--- Start Supplied data ---

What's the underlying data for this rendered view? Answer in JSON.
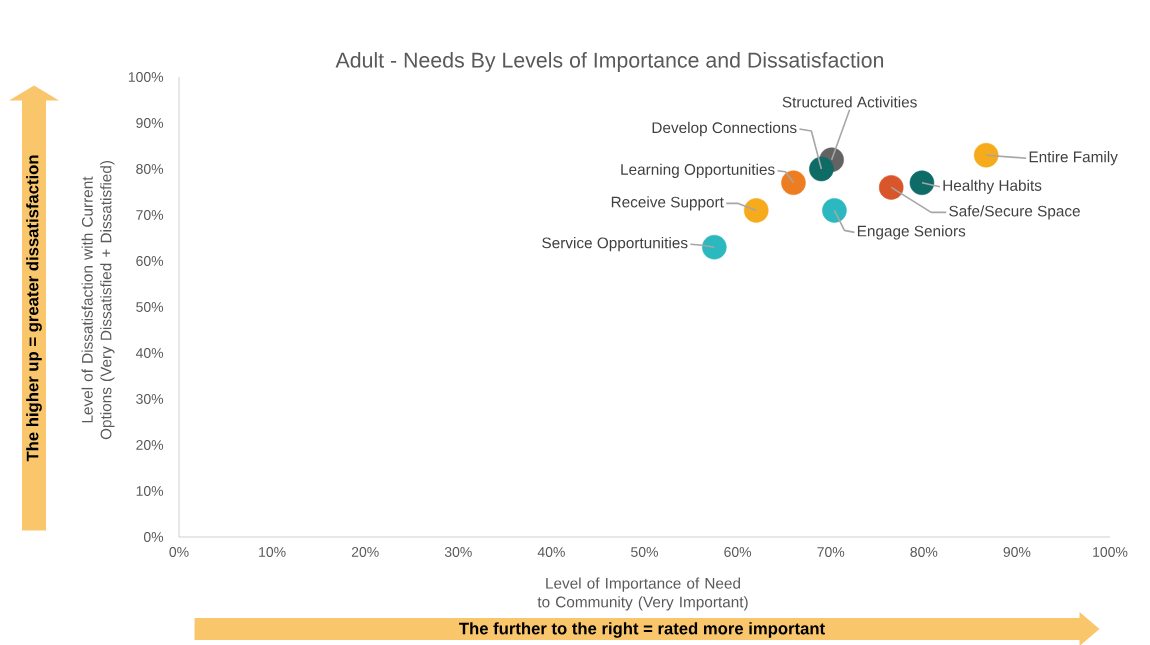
{
  "chart_data": {
    "type": "scatter",
    "title": "Adult - Needs By Levels of Importance and Dissatisfaction",
    "xlabel": "Level of Importance of Need to Community (Very Important)",
    "ylabel": "Level of Dissatisfaction with Current Options (Very Dissatisfied + Dissatisfied)",
    "x": [
      70.1,
      69,
      66,
      62,
      57.5,
      70.4,
      76.5,
      79.8,
      86.7
    ],
    "values": [
      82,
      80,
      77,
      71,
      63,
      71,
      76,
      77,
      83
    ],
    "colors": [
      "#636363",
      "#0e6b66",
      "#ee7d22",
      "#f6ab1d",
      "#2bb8bf",
      "#2bb8bf",
      "#d9552a",
      "#0e6b66",
      "#f6ab1d"
    ],
    "xlim": [
      0,
      100
    ],
    "ylim": [
      0,
      100
    ],
    "xticks": [
      {
        "value": 0,
        "label": "0%"
      },
      {
        "value": 10,
        "label": "10%"
      },
      {
        "value": 20,
        "label": "20%"
      },
      {
        "value": 30,
        "label": "30%"
      },
      {
        "value": 40,
        "label": "40%"
      },
      {
        "value": 50,
        "label": "50%"
      },
      {
        "value": 60,
        "label": "60%"
      },
      {
        "value": 70,
        "label": "70%"
      },
      {
        "value": 80,
        "label": "80%"
      },
      {
        "value": 90,
        "label": "90%"
      },
      {
        "value": 100,
        "label": "100%"
      }
    ],
    "yticks": [
      {
        "value": 0,
        "label": "0%"
      },
      {
        "value": 10,
        "label": "10%"
      },
      {
        "value": 20,
        "label": "20%"
      },
      {
        "value": 30,
        "label": "30%"
      },
      {
        "value": 40,
        "label": "40%"
      },
      {
        "value": 50,
        "label": "50%"
      },
      {
        "value": 60,
        "label": "60%"
      },
      {
        "value": 70,
        "label": "70%"
      },
      {
        "value": 80,
        "label": "80%"
      },
      {
        "value": 90,
        "label": "90%"
      },
      {
        "value": 100,
        "label": "100%"
      }
    ],
    "annotations": [
      {
        "text": "Structured Activities",
        "x": 70.1,
        "y": 82
      },
      {
        "text": "Develop Connections",
        "x": 69,
        "y": 80
      },
      {
        "text": "Learning Opportunities",
        "x": 66,
        "y": 77
      },
      {
        "text": "Receive Support",
        "x": 62,
        "y": 71
      },
      {
        "text": "Service Opportunities",
        "x": 57.5,
        "y": 63
      },
      {
        "text": "Engage Seniors",
        "x": 70.4,
        "y": 71
      },
      {
        "text": "Safe/Secure Space",
        "x": 76.5,
        "y": 76
      },
      {
        "text": "Healthy Habits",
        "x": 79.8,
        "y": 77
      },
      {
        "text": "Entire Family",
        "x": 86.7,
        "y": 83
      },
      "The higher up = greater dissatisfaction",
      "The further to the right = rated more important"
    ]
  }
}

--- End Supplied data ---

### The task
Print every entry above again without changing a word, and omit the pictures.

### Finished exercise
What's the underlying data for this rendered view? Answer in JSON.
{
  "chart_data": {
    "type": "scatter",
    "title": "Adult - Needs By Levels of Importance and Dissatisfaction",
    "xlabel": "Level of Importance of Need to Community (Very Important)",
    "ylabel": "Level of Dissatisfaction with Current Options (Very Dissatisfied + Dissatisfied)",
    "x": [
      70.1,
      69,
      66,
      62,
      57.5,
      70.4,
      76.5,
      79.8,
      86.7
    ],
    "values": [
      82,
      80,
      77,
      71,
      63,
      71,
      76,
      77,
      83
    ],
    "colors": [
      "#636363",
      "#0e6b66",
      "#ee7d22",
      "#f6ab1d",
      "#2bb8bf",
      "#2bb8bf",
      "#d9552a",
      "#0e6b66",
      "#f6ab1d"
    ],
    "xlim": [
      0,
      100
    ],
    "ylim": [
      0,
      100
    ],
    "xticks": [
      {
        "value": 0,
        "label": "0%"
      },
      {
        "value": 10,
        "label": "10%"
      },
      {
        "value": 20,
        "label": "20%"
      },
      {
        "value": 30,
        "label": "30%"
      },
      {
        "value": 40,
        "label": "40%"
      },
      {
        "value": 50,
        "label": "50%"
      },
      {
        "value": 60,
        "label": "60%"
      },
      {
        "value": 70,
        "label": "70%"
      },
      {
        "value": 80,
        "label": "80%"
      },
      {
        "value": 90,
        "label": "90%"
      },
      {
        "value": 100,
        "label": "100%"
      }
    ],
    "yticks": [
      {
        "value": 0,
        "label": "0%"
      },
      {
        "value": 10,
        "label": "10%"
      },
      {
        "value": 20,
        "label": "20%"
      },
      {
        "value": 30,
        "label": "30%"
      },
      {
        "value": 40,
        "label": "40%"
      },
      {
        "value": 50,
        "label": "50%"
      },
      {
        "value": 60,
        "label": "60%"
      },
      {
        "value": 70,
        "label": "70%"
      },
      {
        "value": 80,
        "label": "80%"
      },
      {
        "value": 90,
        "label": "90%"
      },
      {
        "value": 100,
        "label": "100%"
      }
    ],
    "annotations": [
      {
        "text": "Structured Activities",
        "x": 70.1,
        "y": 82
      },
      {
        "text": "Develop Connections",
        "x": 69,
        "y": 80
      },
      {
        "text": "Learning Opportunities",
        "x": 66,
        "y": 77
      },
      {
        "text": "Receive Support",
        "x": 62,
        "y": 71
      },
      {
        "text": "Service Opportunities",
        "x": 57.5,
        "y": 63
      },
      {
        "text": "Engage Seniors",
        "x": 70.4,
        "y": 71
      },
      {
        "text": "Safe/Secure Space",
        "x": 76.5,
        "y": 76
      },
      {
        "text": "Healthy Habits",
        "x": 79.8,
        "y": 77
      },
      {
        "text": "Entire Family",
        "x": 86.7,
        "y": 83
      },
      "The higher up = greater dissatisfaction",
      "The further to the right = rated more important"
    ]
  }
}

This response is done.